Goal: Write out the entire listing below exactly, with the pictures left out.

Dataset rows about figures:
>>>>

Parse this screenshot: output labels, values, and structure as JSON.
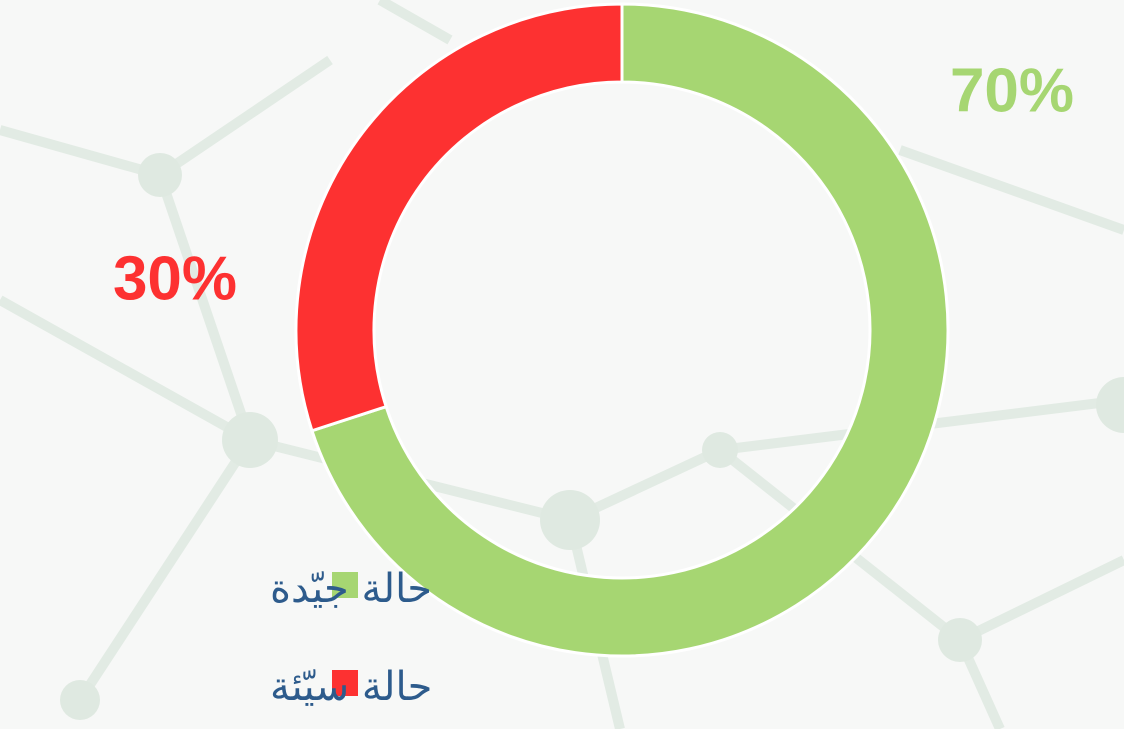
{
  "chart_data": {
    "type": "donut",
    "categories": [
      "حالة جيّدة",
      "حالة سيّئة"
    ],
    "values": [
      70,
      30
    ],
    "value_labels": [
      "70%",
      "30%"
    ],
    "colors": [
      "#a6d672",
      "#fd3131"
    ]
  }
}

<<<<

Finished exercise:
Parse this screenshot: output labels, values, and structure as JSON.
{
  "chart_data": {
    "type": "donut",
    "categories": [
      "حالة جيّدة",
      "حالة سيّئة"
    ],
    "values": [
      70,
      30
    ],
    "value_labels": [
      "70%",
      "30%"
    ],
    "colors": [
      "#a6d672",
      "#fd3131"
    ]
  }
}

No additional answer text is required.